原始文献:
倍半萜化合物广泛分布于植物、微生物、海洋生物以及某些昆虫中,具有多种多样的基本骨架和复杂的立体结构。倍半萜内酯是菊科植物的特征成分,通常具有对其活性至关重要的α-亚甲基-γ- 内酯环结构。倍半萜内酯具有广泛的生物活性,包括抗炎、抗病毒、抗肿瘤和抗增殖等特性。中药木香具有行气止痛,健脾消食、抑菌,治疗乳腺增生等功效。其主要提取成分为木香烃内酯和去氢木香烃内酯。其中,去氢木香烃内酯不仅具有抗炎、抗病毒、抗氧化等多方面的药理活性还具有对肝癌、乳腺癌、肺癌、白血病、卵巢癌等多种人类癌细胞具有细胞毒活性。一些研究证实了去氢木香烃内酯主要通过抗增殖、抑制转移和侵袭、过度诱导细胞凋亡、甚至逆转了多药耐药性。研究认为其分子中的α-亚甲基-γ-内酯环结构对其生理功能起着至关重要的作用。因此,去氢木香烃内酯可能是一种潜在的癌症治疗药物,有望被开发研究。

记录摘录:

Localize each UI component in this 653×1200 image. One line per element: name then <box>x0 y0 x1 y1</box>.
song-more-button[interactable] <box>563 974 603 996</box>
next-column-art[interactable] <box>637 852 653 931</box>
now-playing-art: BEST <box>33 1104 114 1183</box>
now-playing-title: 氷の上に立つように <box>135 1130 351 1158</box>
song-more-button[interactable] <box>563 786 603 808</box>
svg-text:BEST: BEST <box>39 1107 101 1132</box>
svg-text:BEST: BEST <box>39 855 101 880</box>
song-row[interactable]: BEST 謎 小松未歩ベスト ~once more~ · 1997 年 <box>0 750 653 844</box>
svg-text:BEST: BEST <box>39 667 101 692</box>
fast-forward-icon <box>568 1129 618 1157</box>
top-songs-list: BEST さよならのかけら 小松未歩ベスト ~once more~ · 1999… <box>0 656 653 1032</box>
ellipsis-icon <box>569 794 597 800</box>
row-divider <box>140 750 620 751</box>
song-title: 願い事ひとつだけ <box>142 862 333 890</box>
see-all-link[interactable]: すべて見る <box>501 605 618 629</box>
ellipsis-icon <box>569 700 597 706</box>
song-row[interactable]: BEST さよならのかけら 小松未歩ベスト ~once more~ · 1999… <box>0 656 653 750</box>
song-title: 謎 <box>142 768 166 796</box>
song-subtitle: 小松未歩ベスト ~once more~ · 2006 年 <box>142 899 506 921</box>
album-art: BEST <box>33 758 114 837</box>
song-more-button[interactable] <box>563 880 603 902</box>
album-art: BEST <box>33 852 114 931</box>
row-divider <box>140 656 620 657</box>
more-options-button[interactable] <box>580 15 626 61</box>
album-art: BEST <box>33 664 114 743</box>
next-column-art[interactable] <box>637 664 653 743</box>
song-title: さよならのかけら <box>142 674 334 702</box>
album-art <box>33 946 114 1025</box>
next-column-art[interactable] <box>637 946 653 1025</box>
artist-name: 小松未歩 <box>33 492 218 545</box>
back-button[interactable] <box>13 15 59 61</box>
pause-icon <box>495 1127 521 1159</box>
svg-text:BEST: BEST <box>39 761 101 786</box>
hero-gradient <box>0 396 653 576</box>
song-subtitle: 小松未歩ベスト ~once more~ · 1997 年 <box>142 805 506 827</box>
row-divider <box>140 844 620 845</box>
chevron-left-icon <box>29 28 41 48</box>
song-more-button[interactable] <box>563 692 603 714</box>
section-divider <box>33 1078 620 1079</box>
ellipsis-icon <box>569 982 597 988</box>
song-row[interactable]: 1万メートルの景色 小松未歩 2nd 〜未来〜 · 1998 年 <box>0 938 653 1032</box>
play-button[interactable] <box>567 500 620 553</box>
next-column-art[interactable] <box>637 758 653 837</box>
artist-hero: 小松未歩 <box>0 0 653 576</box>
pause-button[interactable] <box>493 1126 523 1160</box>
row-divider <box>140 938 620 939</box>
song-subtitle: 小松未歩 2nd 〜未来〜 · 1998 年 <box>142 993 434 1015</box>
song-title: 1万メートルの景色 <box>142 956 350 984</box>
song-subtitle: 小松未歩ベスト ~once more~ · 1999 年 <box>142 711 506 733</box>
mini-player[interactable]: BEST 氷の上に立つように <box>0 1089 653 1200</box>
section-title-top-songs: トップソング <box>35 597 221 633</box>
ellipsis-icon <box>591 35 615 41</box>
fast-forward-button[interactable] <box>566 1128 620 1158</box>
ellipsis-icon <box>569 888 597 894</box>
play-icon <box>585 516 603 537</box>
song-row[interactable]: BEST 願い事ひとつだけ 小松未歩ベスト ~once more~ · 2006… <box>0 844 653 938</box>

任务要求:
(1) 请根据关于倍半萜内酯的原始文献，列出文中提到的去氢木香烃内酯具有细胞毒活性的全部人类癌症种类。
(2) 请用一到三句话说明，关于倍半萜内酯的原始文献为什么认为去氢木香烃内酯可能是一种潜在的癌症治疗药物。
(3) 请从最后一句之后接着续写这篇关于倍半萜内酯和去氢木香烃内酯的原始文献。

任务解答:
(1) 肝癌、乳腺癌、肺癌、白血病、卵巢癌

(2) 去氢木香烃内酯对肝癌、乳腺癌、肺癌、白血病、卵巢癌等多种人类癌细胞具有细胞毒活性。研究证实它能抗增殖、抑制转移和侵袭、过度诱导细胞凋亡，甚至逆转多药耐药性。研究还认为，其分子中的α-亚甲基-γ-内酯环结构对其生理功能起着至关重要的作用。

(3)
过渡金属催化的α-重氮苯乙酸酯插入各种羟基键代表了典型的烷基化策略,并已广泛用于这些碳氧键的构建。许多综述和文章对其进行了详细的报道(Chem.Rev.1994,94,1091-1160;Acc.Chem. Res.2012,45,1365-1377;Chem.Soc.Rev.2013,42,4918-4931;Chem.Rev.2015,115,9981-10080)。和其他方法相比,过渡金属催化的α-重氮苯乙酸酯插入各种羟基键反应具有反应选择性好、反应活性高、产率高等优点。Rudi Fasan课题组报道了C9位和C14位具有羟基的小白菊内酯类似物的卡宾插入反应并合成了一系列小白菊内酯烷基化产物。与母体分子相比,它们的抗癌活性显著提高(2- 14倍)。上述研究有望改善天然产物小白菊内酯的抗癌活性方面的潜力。
发明内容
1、一种如下式(I)的去氢木香烃内酯烷基化衍生物及其盐,
式(I)中的R1为芳基、取代基苯基、烷基、以及酯键;其中取代基苯基上的取代基为甲基、甲氧基、卤素、三氟甲基;R2为芳基、烷基。
2、本发明提供了化合物1(去氢木香烃内酯烯丙位氧化产物) 的制备,具体步骤包括:将去氢木香烃内酯(1mmol)溶于适量二氯甲烷(5mL)中,加入SeO2(0.2mmol),在室温下搅拌,然后用少量二氯甲烷将TBHP(叔丁基过氧化氢)(2mmol)稀释后逐滴滴加,5分钟加完。30min后监测反应结束。用饱和硫代硫酸钠(10 mL)淬灭反应,二氯甲烷萃取三遍。用无水硫酸钠干燥有机相,过滤,减压浓缩;柱层析纯化得到化合物1。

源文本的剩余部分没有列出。